Saved entries
_ _ _ _ _

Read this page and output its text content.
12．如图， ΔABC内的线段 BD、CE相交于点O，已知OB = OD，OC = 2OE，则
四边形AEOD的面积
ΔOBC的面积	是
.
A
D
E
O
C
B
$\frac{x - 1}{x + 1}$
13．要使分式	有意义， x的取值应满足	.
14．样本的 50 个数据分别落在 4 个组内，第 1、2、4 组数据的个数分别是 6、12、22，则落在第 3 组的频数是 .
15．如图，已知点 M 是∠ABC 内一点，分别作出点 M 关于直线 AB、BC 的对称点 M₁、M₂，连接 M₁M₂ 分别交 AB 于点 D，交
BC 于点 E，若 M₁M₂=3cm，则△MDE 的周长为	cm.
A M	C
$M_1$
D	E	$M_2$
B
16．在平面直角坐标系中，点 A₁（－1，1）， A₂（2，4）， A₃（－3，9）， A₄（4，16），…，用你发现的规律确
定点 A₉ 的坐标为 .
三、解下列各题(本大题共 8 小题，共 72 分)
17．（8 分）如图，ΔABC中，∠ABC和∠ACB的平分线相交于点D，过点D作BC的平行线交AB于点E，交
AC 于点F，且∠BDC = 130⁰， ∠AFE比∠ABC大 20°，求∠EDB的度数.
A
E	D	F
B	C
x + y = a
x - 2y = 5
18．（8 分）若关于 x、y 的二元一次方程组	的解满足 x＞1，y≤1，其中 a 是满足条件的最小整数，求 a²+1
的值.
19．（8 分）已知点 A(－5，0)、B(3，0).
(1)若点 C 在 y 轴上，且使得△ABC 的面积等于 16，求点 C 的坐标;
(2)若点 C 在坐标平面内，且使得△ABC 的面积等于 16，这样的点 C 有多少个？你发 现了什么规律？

_ _ _ _ _

Problem statement » Repeat the material above exactly.

Solved problem »
Read this page and output its text content.
12．如图， ΔABC内的线段 BD、CE相交于点O，已知OB = OD，OC = 2OE，则
四边形AEOD的面积
ΔOBC的面积	是
.
A
D
E
O
C
B
$\frac{x - 1}{x + 1}$
13．要使分式	有意义， x的取值应满足	.
14．样本的 50 个数据分别落在 4 个组内，第 1、2、4 组数据的个数分别是 6、12、22，则落在第 3 组的频数是 .
15．如图，已知点 M 是∠ABC 内一点，分别作出点 M 关于直线 AB、BC 的对称点 M₁、M₂，连接 M₁M₂ 分别交 AB 于点 D，交
BC 于点 E，若 M₁M₂=3cm，则△MDE 的周长为	cm.
A M	C
$M_1$
D	E	$M_2$
B
16．在平面直角坐标系中，点 A₁（－1，1）， A₂（2，4）， A₃（－3，9）， A₄（4，16），…，用你发现的规律确
定点 A₉ 的坐标为 .
三、解下列各题(本大题共 8 小题，共 72 分)
17．（8 分）如图，ΔABC中，∠ABC和∠ACB的平分线相交于点D，过点D作BC的平行线交AB于点E，交
AC 于点F，且∠BDC = 130⁰， ∠AFE比∠ABC大 20°，求∠EDB的度数.
A
E	D	F
B	C
x + y = a
x - 2y = 5
18．（8 分）若关于 x、y 的二元一次方程组	的解满足 x＞1，y≤1，其中 a 是满足条件的最小整数，求 a²+1
的值.
19．（8 分）已知点 A(－5，0)、B(3，0).
(1)若点 C 在 y 轴上，且使得△ABC 的面积等于 16，求点 C 的坐标;
(2)若点 C 在坐标平面内，且使得△ABC 的面积等于 16，这样的点 C 有多少个？你发 现了什么规律？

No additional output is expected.